Reproduce the whole listing, character for character.

+ + + + + + +

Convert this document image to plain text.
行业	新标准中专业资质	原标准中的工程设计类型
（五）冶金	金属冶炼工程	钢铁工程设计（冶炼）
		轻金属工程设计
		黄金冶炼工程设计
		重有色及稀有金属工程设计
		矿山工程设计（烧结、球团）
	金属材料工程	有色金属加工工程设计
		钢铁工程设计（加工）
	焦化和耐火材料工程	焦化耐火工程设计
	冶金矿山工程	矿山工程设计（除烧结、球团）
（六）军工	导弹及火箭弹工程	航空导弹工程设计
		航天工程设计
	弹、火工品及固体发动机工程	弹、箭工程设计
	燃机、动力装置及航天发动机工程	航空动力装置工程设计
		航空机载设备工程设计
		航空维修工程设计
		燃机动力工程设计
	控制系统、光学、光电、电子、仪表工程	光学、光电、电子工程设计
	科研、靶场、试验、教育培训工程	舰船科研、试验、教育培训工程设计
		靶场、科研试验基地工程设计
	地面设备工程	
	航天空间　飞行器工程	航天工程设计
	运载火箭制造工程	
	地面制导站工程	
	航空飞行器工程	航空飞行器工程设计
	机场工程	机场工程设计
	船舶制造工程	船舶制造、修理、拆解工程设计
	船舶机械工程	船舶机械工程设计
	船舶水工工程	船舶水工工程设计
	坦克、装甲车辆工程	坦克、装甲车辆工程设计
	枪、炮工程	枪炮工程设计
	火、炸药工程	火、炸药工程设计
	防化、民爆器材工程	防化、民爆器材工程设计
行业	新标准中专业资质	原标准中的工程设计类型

+ + + + + + +

- Written reply
Convert this document image to plain text.
行业	新标准中专业资质	原标准中的工程设计类型
（五）冶金	金属冶炼工程	钢铁工程设计（冶炼）
		轻金属工程设计
		黄金冶炼工程设计
		重有色及稀有金属工程设计
		矿山工程设计（烧结、球团）
	金属材料工程	有色金属加工工程设计
		钢铁工程设计（加工）
	焦化和耐火材料工程	焦化耐火工程设计
	冶金矿山工程	矿山工程设计（除烧结、球团）
（六）军工	导弹及火箭弹工程	航空导弹工程设计
		航天工程设计
	弹、火工品及固体发动机工程	弹、箭工程设计
	燃机、动力装置及航天发动机工程	航空动力装置工程设计
		航空机载设备工程设计
		航空维修工程设计
		燃机动力工程设计
	控制系统、光学、光电、电子、仪表工程	光学、光电、电子工程设计
	科研、靶场、试验、教育培训工程	舰船科研、试验、教育培训工程设计
		靶场、科研试验基地工程设计
	地面设备工程	
	航天空间　飞行器工程	航天工程设计
	运载火箭制造工程	
	地面制导站工程	
	航空飞行器工程	航空飞行器工程设计
	机场工程	机场工程设计
	船舶制造工程	船舶制造、修理、拆解工程设计
	船舶机械工程	船舶机械工程设计
	船舶水工工程	船舶水工工程设计
	坦克、装甲车辆工程	坦克、装甲车辆工程设计
	枪、炮工程	枪炮工程设计
	火、炸药工程	火、炸药工程设计
	防化、民爆器材工程	防化、民爆器材工程设计
行业	新标准中专业资质	原标准中的工程设计类型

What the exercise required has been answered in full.